- [Work required] Are you able to retype all the records below exactly?
#### Record excerpts
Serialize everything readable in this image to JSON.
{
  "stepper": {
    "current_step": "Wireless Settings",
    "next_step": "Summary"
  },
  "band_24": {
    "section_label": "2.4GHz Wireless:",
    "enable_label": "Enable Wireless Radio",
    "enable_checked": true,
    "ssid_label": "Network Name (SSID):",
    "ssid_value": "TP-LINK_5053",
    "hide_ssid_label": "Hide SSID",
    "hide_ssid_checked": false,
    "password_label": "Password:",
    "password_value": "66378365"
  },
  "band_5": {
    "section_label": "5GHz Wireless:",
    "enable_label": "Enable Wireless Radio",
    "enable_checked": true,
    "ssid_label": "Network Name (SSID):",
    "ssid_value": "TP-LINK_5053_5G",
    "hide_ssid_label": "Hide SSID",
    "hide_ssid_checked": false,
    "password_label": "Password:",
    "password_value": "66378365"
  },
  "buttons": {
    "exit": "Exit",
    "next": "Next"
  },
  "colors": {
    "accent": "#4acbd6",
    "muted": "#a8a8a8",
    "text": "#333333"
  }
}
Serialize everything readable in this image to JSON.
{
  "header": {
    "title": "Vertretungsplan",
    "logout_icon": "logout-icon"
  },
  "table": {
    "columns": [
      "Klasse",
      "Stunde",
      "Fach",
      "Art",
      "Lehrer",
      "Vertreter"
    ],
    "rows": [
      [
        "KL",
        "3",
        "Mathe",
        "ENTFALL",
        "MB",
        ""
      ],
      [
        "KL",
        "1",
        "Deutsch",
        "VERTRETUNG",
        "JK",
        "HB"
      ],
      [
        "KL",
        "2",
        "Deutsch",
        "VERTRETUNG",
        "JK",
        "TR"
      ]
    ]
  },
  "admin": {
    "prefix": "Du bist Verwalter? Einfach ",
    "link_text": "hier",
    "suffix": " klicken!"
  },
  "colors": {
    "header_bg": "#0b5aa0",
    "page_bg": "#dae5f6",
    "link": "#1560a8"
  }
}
########
- [Answer for the task]
Serialize everything readable in this image to JSON.
{
  "stepper": {
    "current_step": "Wireless Settings",
    "next_step": "Summary"
  },
  "band_24": {
    "section_label": "2.4GHz Wireless:",
    "enable_label": "Enable Wireless Radio",
    "enable_checked": true,
    "ssid_label": "Network Name (SSID):",
    "ssid_value": "TP-LINK_5053",
    "hide_ssid_label": "Hide SSID",
    "hide_ssid_checked": false,
    "password_label": "Password:",
    "password_value": "66378365"
  },
  "band_5": {
    "section_label": "5GHz Wireless:",
    "enable_label": "Enable Wireless Radio",
    "enable_checked": true,
    "ssid_label": "Network Name (SSID):",
    "ssid_value": "TP-LINK_5053_5G",
    "hide_ssid_label": "Hide SSID",
    "hide_ssid_checked": false,
    "password_label": "Password:",
    "password_value": "66378365"
  },
  "buttons": {
    "exit": "Exit",
    "next": "Next"
  },
  "colors": {
    "accent": "#4acbd6",
    "muted": "#a8a8a8",
    "text": "#333333"
  }
}
Serialize everything readable in this image to JSON.
{
  "header": {
    "title": "Vertretungsplan",
    "logout_icon": "logout-icon"
  },
  "table": {
    "columns": [
      "Klasse",
      "Stunde",
      "Fach",
      "Art",
      "Lehrer",
      "Vertreter"
    ],
    "rows": [
      [
        "KL",
        "3",
        "Mathe",
        "ENTFALL",
        "MB",
        ""
      ],
      [
        "KL",
        "1",
        "Deutsch",
        "VERTRETUNG",
        "JK",
        "HB"
      ],
      [
        "KL",
        "2",
        "Deutsch",
        "VERTRETUNG",
        "JK",
        "TR"
      ]
    ]
  },
  "admin": {
    "prefix": "Du bist Verwalter? Einfach ",
    "link_text": "hier",
    "suffix": " klicken!"
  },
  "colors": {
    "header_bg": "#0b5aa0",
    "page_bg": "#dae5f6",
    "link": "#1560a8"
  }
}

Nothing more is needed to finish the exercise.